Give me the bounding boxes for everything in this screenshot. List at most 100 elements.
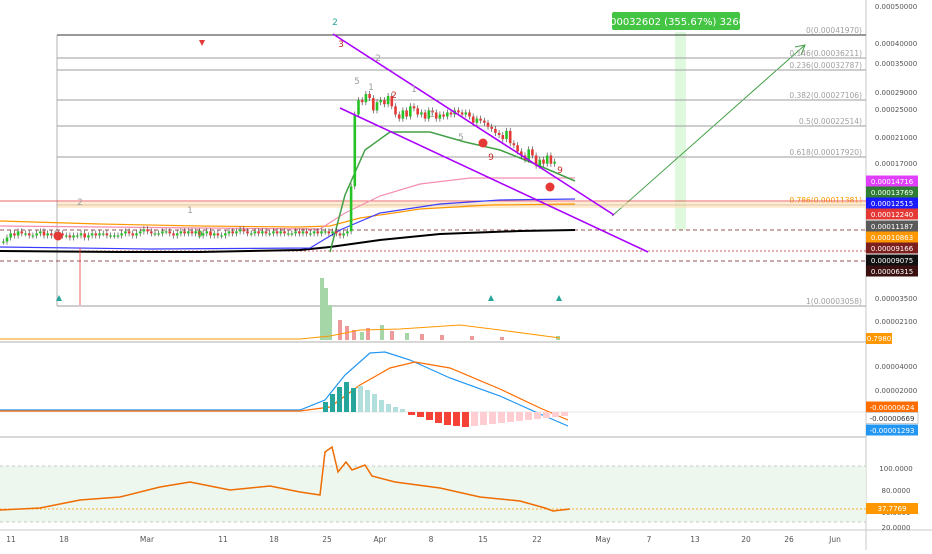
price-badge xyxy=(866,220,918,232)
candle xyxy=(109,235,112,237)
price-badge-text: 0.00012240 xyxy=(871,211,913,219)
volume-bars xyxy=(0,278,561,340)
candle xyxy=(190,231,194,234)
macd-signal xyxy=(0,361,569,421)
candle xyxy=(138,231,142,234)
candle xyxy=(13,233,16,236)
macd-hist-bar xyxy=(444,412,451,425)
candle xyxy=(131,233,135,236)
price-tick: 0.00003500 xyxy=(875,295,917,303)
candle xyxy=(338,233,342,236)
candle xyxy=(468,112,471,117)
price-badge-text: 0.00010863 xyxy=(871,234,913,242)
fib-retracement: 0(0.00041970) 0.146(0.00036211) 0.236(0.00… xyxy=(56,26,866,307)
candle xyxy=(98,233,101,236)
price-badge-text: 0.00009166 xyxy=(871,245,914,253)
candle xyxy=(172,233,175,236)
td-number: 5 xyxy=(354,77,360,87)
candle xyxy=(471,116,475,123)
fib-label: 0.618(0.00017920) xyxy=(789,148,862,157)
candle xyxy=(431,110,434,113)
macd-hist-bar xyxy=(337,387,342,412)
candles xyxy=(2,91,556,305)
candle xyxy=(475,118,479,123)
macd-hist-bar xyxy=(426,412,433,420)
time-tick: 15 xyxy=(478,535,488,544)
volume-bar xyxy=(380,325,384,340)
candle xyxy=(327,231,331,234)
fib-label: 0.382(0.00027106) xyxy=(789,91,862,100)
candle xyxy=(298,231,301,234)
time-tick: 18 xyxy=(269,535,279,544)
candle xyxy=(194,231,197,234)
candle xyxy=(261,231,264,234)
up-arrow-icon xyxy=(488,295,494,301)
td-marker xyxy=(53,231,63,241)
price-badge-text: 0.00014716 xyxy=(871,178,914,186)
candle xyxy=(50,233,53,236)
price-tick: 0.00025000 xyxy=(875,106,917,114)
ma-orange xyxy=(0,203,576,228)
rsi-band xyxy=(0,466,866,522)
macd-hist-bar xyxy=(543,412,550,418)
candle xyxy=(79,233,83,236)
macd-hist-bar xyxy=(344,382,349,412)
macd-hist-bar xyxy=(386,404,391,412)
td-number: 2 xyxy=(77,198,83,208)
td-marker xyxy=(545,182,555,192)
candle xyxy=(416,108,419,115)
volume-bar xyxy=(405,333,409,340)
candle xyxy=(224,233,227,236)
price-badge xyxy=(866,265,918,277)
candle xyxy=(412,106,416,109)
macd-hist-bar xyxy=(323,402,328,412)
candle xyxy=(349,186,353,232)
macd-hist-bar xyxy=(330,394,335,412)
candle xyxy=(46,233,49,236)
volume-bar xyxy=(324,288,328,340)
ma-black xyxy=(0,229,576,253)
macd-badge-text: -0.00001293 xyxy=(870,427,915,435)
time-tick: 25 xyxy=(322,535,332,544)
candle xyxy=(183,231,186,234)
price-badge xyxy=(866,186,918,198)
price-tick: 0.00035000 xyxy=(875,60,917,68)
candle xyxy=(24,233,27,235)
candle xyxy=(335,231,338,234)
volume-bar xyxy=(366,328,370,340)
candle xyxy=(301,231,305,234)
price-tick: 0.00017000 xyxy=(875,160,917,168)
candle xyxy=(423,112,427,119)
td-number: 2 xyxy=(391,91,397,101)
candle xyxy=(294,231,297,234)
candle xyxy=(216,233,220,236)
price-badge xyxy=(866,231,918,243)
candle xyxy=(87,235,90,238)
td-number: 1 xyxy=(411,85,417,95)
macd-hist-bar xyxy=(453,412,460,426)
macd-line xyxy=(0,351,569,427)
candle xyxy=(272,231,275,234)
candle xyxy=(383,100,386,105)
price-badge xyxy=(866,254,918,266)
candle xyxy=(420,112,423,115)
candle xyxy=(101,233,105,235)
candle xyxy=(460,112,464,115)
rsi-badge xyxy=(866,503,918,514)
macd-hist-bar xyxy=(561,412,568,416)
time-tick: 7 xyxy=(647,535,652,544)
candle xyxy=(124,231,127,234)
candle xyxy=(246,231,249,234)
price-scale: 0.00050000 0.00040000 0.00035000 0.00029000… xyxy=(875,3,917,532)
candle xyxy=(235,231,238,234)
candle xyxy=(368,94,371,99)
candle xyxy=(242,229,246,232)
candle xyxy=(305,231,308,234)
volume-bar xyxy=(470,336,474,340)
rsi-tick: 100.0000 xyxy=(879,465,912,473)
time-tick: 13 xyxy=(690,535,700,544)
volume-ma xyxy=(0,324,561,340)
target-label-box xyxy=(612,12,740,30)
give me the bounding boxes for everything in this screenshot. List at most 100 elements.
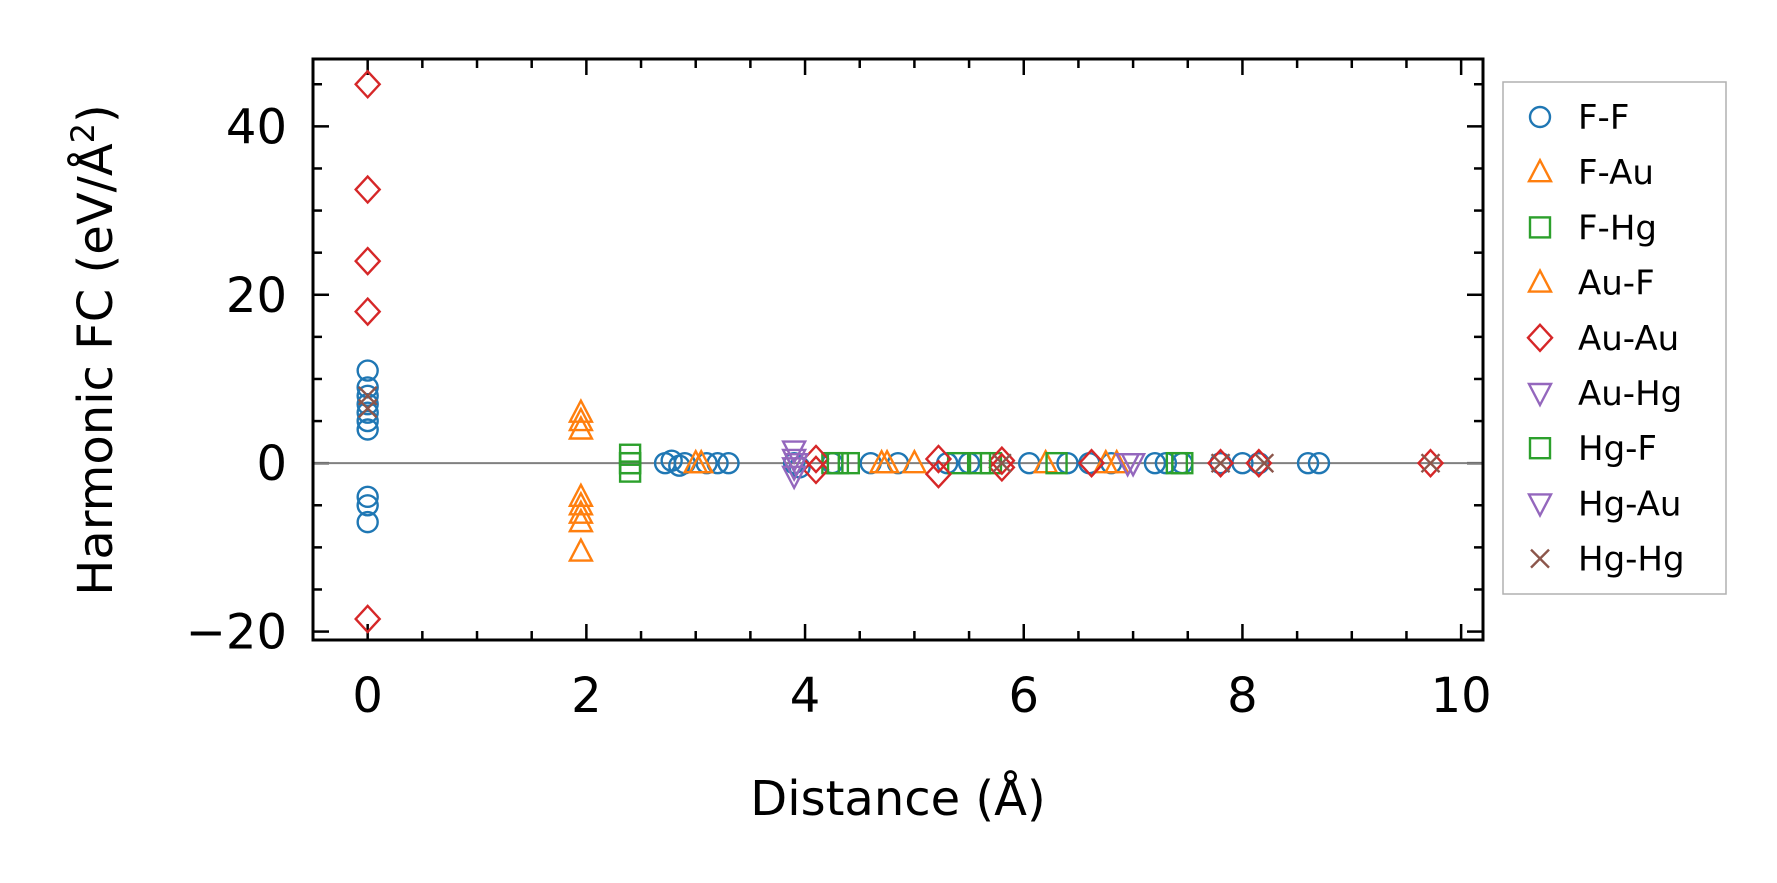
legend-entries: F-F F-Au F-Hg Au-F Au-Au Au-Hg Hg-F Hg-Au Hg-Hg: [1526, 98, 1685, 580]
legend-item-au-hg: Au-Hg: [1527, 374, 1682, 414]
data-point-au-au: [354, 69, 382, 100]
data-point-hg-f: [618, 451, 642, 475]
legend-item-au-au: Au-Au: [1526, 319, 1679, 359]
legend-item-au-f: Au-F: [1527, 264, 1655, 304]
data-point-f-au: [567, 398, 594, 423]
data-point-au-au: [1077, 448, 1106, 478]
data-point-f-f: [356, 485, 379, 509]
legend-box: [1502, 81, 1727, 595]
legend-label: Hg-F: [1578, 429, 1657, 469]
data-point-f-au: [567, 499, 594, 524]
legend-marker-f-au: [1527, 157, 1553, 183]
data-point-hg-f: [968, 451, 992, 475]
data-point-au-hg: [781, 465, 808, 491]
ticks-layer: [313, 59, 1483, 640]
legend-label: Au-Hg: [1578, 374, 1682, 414]
data-point-f-f: [1296, 451, 1320, 475]
data-point-au-au: [988, 452, 1016, 483]
data-point-au-au: [1206, 448, 1235, 478]
series-au-f: [688, 448, 1130, 474]
legend-marker-au-f: [1527, 268, 1553, 293]
data-point-hg-f: [826, 451, 850, 475]
legend-marker-hg-au: [1527, 493, 1553, 518]
data-point-au-au: [1245, 448, 1273, 478]
data-point-f-au: [567, 482, 594, 508]
series-au-au: [354, 69, 1445, 634]
x-tick-label: 0: [352, 668, 383, 724]
y-tick-label: 40: [226, 99, 287, 155]
data-point-au-f: [874, 448, 901, 474]
y-axis-title: Harmonic FC (eV/Å2): [64, 104, 124, 596]
data-point-au-f: [688, 448, 715, 474]
legend-item-hg-au: Hg-Au: [1527, 484, 1681, 524]
data-point-hg-f: [1165, 451, 1189, 475]
data-point-f-au: [567, 414, 594, 440]
series-f-au: [567, 398, 1119, 562]
legend-marker-f-f: [1528, 105, 1552, 129]
data-point-f-au: [567, 406, 594, 432]
x-tick-label: 6: [1008, 668, 1039, 724]
data-point-hg-hg-stroke: [1420, 453, 1441, 474]
data-point-hg-hg-stroke: [1254, 453, 1275, 474]
x-tick-label: 2: [571, 668, 602, 724]
x-tick-label: 8: [1227, 668, 1258, 724]
legend-item-hg-f: Hg-F: [1528, 429, 1657, 469]
data-point-hg-hg: [1254, 453, 1275, 474]
data-point-f-f: [1307, 451, 1331, 475]
points-layer: [354, 69, 1445, 634]
data-point-hg-au: [1120, 452, 1147, 478]
data-point-hg-hg: [1420, 453, 1441, 474]
data-point-au-au: [354, 174, 382, 205]
data-point-f-f: [356, 418, 379, 441]
data-point-au-au: [1416, 448, 1445, 478]
data-point-f-f: [1209, 451, 1232, 475]
legend-label: Au-F: [1578, 264, 1655, 304]
data-point-f-f: [356, 494, 379, 517]
data-point-au-au: [354, 296, 382, 327]
legend-marker-f-hg: [1528, 216, 1552, 239]
legend-label: F-F: [1578, 98, 1629, 138]
plot-frame: [311, 57, 1485, 642]
data-point-hg-hg-stroke: [992, 453, 1012, 474]
y-tick-label: 20: [226, 268, 287, 324]
legend: F-F F-Au F-Hg Au-F Au-Au Au-Hg Hg-F Hg-Au Hg-Hg: [1502, 81, 1727, 595]
legend-label: Hg-Au: [1578, 484, 1681, 524]
legend-label: Hg-Hg: [1578, 540, 1685, 580]
data-point-f-f: [1143, 451, 1167, 475]
legend-label: F-Hg: [1578, 208, 1657, 248]
data-point-au-hg: [781, 440, 808, 466]
data-point-au-au: [924, 444, 953, 474]
data-point-f-f: [717, 451, 740, 475]
legend-label: F-Au: [1578, 153, 1654, 193]
data-point-hg-hg-stroke: [357, 398, 378, 419]
data-point-hg-hg: [1210, 453, 1231, 474]
series-au-hg: [781, 440, 1141, 491]
data-point-f-f: [356, 510, 379, 534]
legend-item-f-hg: F-Hg: [1528, 208, 1657, 248]
data-point-au-au: [354, 604, 382, 634]
data-point-hg-hg: [357, 398, 378, 419]
legend-marker-hg-hg-stroke: [1530, 548, 1550, 569]
legend-marker-hg-f: [1528, 437, 1552, 460]
y-tick-label: 0: [256, 436, 287, 492]
legend-marker-au-au: [1526, 323, 1554, 353]
data-point-au-f: [1103, 448, 1130, 474]
legend-item-f-f: F-F: [1528, 98, 1629, 138]
data-point-f-au: [567, 507, 594, 533]
data-point-f-au: [567, 537, 594, 562]
data-point-au-au: [924, 459, 953, 489]
data-point-f-f: [356, 401, 379, 424]
series-hg-hg: [357, 385, 1441, 474]
data-point-f-f: [356, 359, 379, 382]
legend-label: Au-Au: [1578, 319, 1679, 359]
data-point-f-f: [1247, 451, 1271, 475]
x-axis-title: Distance (Å): [750, 770, 1045, 827]
data-point-au-au: [354, 246, 382, 276]
x-tick-label: 10: [1431, 668, 1492, 724]
data-point-f-hg: [1045, 451, 1068, 475]
x-tick-label: 4: [790, 668, 821, 724]
legend-marker-hg-hg: [1530, 548, 1550, 569]
y-tick-labels: −20 0 20 40: [186, 99, 287, 660]
legend-marker-au-hg: [1527, 382, 1553, 408]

::::

Copy word for word the lines of the records from the one containing "price-badge xyxy=(866,220,918,232)" through the one containing "candle xyxy=(471,116,475,123)", including both of those lines.

price-badge xyxy=(866,220,918,232)
candle xyxy=(109,235,112,237)
price-badge-text: 0.00012240 xyxy=(871,211,913,219)
volume-bars xyxy=(0,278,561,340)
candle xyxy=(190,231,194,234)
macd-signal xyxy=(0,361,569,421)
candle xyxy=(138,231,142,234)
candle xyxy=(13,233,16,236)
macd-hist-bar xyxy=(444,412,451,425)
candle xyxy=(131,233,135,236)
price-tick: 0.00003500 xyxy=(875,295,917,303)
candle xyxy=(338,233,342,236)
candle xyxy=(468,112,471,117)
price-badge-text: 0.00010863 xyxy=(871,234,913,242)
fib-retracement: 0(0.00041970) 0.146(0.00036211) 0.236(0.00… xyxy=(56,26,866,307)
candle xyxy=(98,233,101,236)
price-badge-text: 0.00009166 xyxy=(871,245,914,253)
candle xyxy=(172,233,175,236)
td-number: 5 xyxy=(354,77,360,87)
candle xyxy=(471,116,475,123)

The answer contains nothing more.